[Spatial annotation entries]
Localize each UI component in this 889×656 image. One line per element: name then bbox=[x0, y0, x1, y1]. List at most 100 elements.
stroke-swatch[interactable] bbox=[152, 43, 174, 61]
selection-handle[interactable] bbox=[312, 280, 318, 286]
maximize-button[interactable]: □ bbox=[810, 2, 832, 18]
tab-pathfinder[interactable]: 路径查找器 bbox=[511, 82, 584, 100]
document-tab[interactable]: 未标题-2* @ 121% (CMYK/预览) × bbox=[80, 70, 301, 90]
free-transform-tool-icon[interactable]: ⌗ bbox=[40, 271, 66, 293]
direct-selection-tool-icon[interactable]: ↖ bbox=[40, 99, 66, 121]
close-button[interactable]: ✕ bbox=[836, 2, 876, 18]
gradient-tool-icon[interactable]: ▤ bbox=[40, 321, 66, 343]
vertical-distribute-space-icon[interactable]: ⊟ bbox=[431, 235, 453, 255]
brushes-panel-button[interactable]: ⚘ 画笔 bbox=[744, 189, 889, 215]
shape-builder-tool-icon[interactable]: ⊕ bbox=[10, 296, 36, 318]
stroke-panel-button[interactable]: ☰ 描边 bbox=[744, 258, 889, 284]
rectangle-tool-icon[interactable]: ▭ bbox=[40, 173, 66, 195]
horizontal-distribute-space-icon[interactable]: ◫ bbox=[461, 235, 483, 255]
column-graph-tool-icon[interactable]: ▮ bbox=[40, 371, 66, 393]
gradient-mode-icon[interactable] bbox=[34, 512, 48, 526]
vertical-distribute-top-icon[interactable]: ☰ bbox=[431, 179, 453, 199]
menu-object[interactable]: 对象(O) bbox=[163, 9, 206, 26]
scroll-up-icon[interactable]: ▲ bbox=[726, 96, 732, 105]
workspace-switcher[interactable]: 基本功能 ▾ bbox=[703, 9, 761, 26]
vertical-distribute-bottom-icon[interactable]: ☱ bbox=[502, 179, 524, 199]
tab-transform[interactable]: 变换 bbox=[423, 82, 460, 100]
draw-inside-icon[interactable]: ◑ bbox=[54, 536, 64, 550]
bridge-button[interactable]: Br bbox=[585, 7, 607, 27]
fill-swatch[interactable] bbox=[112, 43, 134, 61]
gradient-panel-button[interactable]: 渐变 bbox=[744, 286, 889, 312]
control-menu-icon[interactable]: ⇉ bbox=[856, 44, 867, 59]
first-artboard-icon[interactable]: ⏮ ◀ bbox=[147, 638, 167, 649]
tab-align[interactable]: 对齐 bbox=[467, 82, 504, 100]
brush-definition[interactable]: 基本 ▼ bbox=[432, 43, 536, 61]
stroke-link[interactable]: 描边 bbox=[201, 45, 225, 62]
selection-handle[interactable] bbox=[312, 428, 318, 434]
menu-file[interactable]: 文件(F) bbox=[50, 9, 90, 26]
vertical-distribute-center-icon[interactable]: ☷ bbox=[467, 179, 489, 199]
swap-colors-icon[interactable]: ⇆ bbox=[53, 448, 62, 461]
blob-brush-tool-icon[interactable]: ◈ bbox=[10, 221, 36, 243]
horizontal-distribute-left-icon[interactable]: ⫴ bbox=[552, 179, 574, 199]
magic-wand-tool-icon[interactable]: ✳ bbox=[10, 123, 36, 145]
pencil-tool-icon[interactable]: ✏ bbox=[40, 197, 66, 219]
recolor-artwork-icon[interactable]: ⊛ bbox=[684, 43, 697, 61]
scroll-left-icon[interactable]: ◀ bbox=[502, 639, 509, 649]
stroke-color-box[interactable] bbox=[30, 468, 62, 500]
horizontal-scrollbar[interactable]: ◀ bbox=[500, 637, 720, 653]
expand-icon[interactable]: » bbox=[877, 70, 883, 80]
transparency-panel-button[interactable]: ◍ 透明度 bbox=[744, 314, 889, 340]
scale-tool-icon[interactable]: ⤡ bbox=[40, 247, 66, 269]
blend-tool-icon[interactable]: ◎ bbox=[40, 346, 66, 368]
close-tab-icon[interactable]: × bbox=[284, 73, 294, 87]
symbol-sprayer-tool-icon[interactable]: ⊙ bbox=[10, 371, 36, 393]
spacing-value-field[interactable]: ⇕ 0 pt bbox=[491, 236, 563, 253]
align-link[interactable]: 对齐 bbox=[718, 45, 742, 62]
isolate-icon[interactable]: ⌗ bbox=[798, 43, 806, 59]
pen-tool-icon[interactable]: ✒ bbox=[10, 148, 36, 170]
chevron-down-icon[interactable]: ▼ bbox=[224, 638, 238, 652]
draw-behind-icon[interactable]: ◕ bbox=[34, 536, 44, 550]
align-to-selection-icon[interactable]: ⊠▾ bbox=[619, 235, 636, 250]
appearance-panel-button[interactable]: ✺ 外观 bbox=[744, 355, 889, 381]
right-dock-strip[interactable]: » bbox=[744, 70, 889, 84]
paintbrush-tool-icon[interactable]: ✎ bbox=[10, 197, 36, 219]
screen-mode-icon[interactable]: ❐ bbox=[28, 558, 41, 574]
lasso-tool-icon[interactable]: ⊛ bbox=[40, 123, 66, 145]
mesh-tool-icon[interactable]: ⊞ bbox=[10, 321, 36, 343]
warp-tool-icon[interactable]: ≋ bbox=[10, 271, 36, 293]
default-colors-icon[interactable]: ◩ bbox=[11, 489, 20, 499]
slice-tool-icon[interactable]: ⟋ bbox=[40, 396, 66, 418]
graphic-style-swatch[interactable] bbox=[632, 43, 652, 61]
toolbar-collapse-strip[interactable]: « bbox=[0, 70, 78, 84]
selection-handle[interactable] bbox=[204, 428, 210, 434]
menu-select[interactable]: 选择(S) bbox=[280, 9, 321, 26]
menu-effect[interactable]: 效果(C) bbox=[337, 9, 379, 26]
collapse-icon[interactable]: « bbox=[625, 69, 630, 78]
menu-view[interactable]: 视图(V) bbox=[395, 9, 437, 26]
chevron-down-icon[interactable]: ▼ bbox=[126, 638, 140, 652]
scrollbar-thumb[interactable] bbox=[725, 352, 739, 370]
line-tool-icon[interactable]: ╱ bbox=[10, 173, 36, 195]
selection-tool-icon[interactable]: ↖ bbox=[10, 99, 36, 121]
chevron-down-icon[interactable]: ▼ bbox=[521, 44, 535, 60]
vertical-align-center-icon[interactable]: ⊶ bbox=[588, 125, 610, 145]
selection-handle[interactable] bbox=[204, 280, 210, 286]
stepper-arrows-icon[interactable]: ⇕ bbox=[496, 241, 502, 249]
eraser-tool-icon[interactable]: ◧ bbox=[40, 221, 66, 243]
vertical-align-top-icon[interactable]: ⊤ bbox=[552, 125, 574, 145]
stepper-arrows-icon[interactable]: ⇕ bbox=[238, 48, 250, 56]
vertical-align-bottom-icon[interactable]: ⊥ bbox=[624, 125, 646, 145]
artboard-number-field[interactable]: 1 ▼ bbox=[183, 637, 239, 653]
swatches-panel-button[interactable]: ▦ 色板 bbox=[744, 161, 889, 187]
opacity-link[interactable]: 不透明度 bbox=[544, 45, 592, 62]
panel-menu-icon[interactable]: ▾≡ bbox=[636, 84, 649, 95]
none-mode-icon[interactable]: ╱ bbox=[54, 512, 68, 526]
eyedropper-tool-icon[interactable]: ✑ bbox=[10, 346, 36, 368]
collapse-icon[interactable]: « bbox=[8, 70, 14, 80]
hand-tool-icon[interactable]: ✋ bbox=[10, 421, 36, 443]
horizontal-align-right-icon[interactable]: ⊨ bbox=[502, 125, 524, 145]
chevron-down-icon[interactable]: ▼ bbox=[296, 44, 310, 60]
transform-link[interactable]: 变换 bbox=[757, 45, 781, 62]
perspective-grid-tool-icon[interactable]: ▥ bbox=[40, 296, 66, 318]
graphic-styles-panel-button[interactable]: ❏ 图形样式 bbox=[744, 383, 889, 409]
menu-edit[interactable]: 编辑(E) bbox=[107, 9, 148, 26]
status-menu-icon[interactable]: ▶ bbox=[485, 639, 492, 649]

[Directions for this task] Change "tool-icon" to "tool-button" in the entries starting at the beginning and ending at the line containing "shape-builder-tool-icon[interactable]: ⊕ bbox=[10, 296, 36, 318]", both included. Reproduce those lines with nothing else altered.

[Response to the task]
Localize each UI component in this 889×656 image. One line per element: name then bbox=[x0, y0, x1, y1]. List at most 100 elements.
stroke-swatch[interactable] bbox=[152, 43, 174, 61]
selection-handle[interactable] bbox=[312, 280, 318, 286]
maximize-button[interactable]: □ bbox=[810, 2, 832, 18]
tab-pathfinder[interactable]: 路径查找器 bbox=[511, 82, 584, 100]
document-tab[interactable]: 未标题-2* @ 121% (CMYK/预览) × bbox=[80, 70, 301, 90]
free-transform-tool-button[interactable]: ⌗ bbox=[40, 271, 66, 293]
direct-selection-tool-button[interactable]: ↖ bbox=[40, 99, 66, 121]
close-button[interactable]: ✕ bbox=[836, 2, 876, 18]
gradient-tool-button[interactable]: ▤ bbox=[40, 321, 66, 343]
vertical-distribute-space-icon[interactable]: ⊟ bbox=[431, 235, 453, 255]
brushes-panel-button[interactable]: ⚘ 画笔 bbox=[744, 189, 889, 215]
shape-builder-tool-button[interactable]: ⊕ bbox=[10, 296, 36, 318]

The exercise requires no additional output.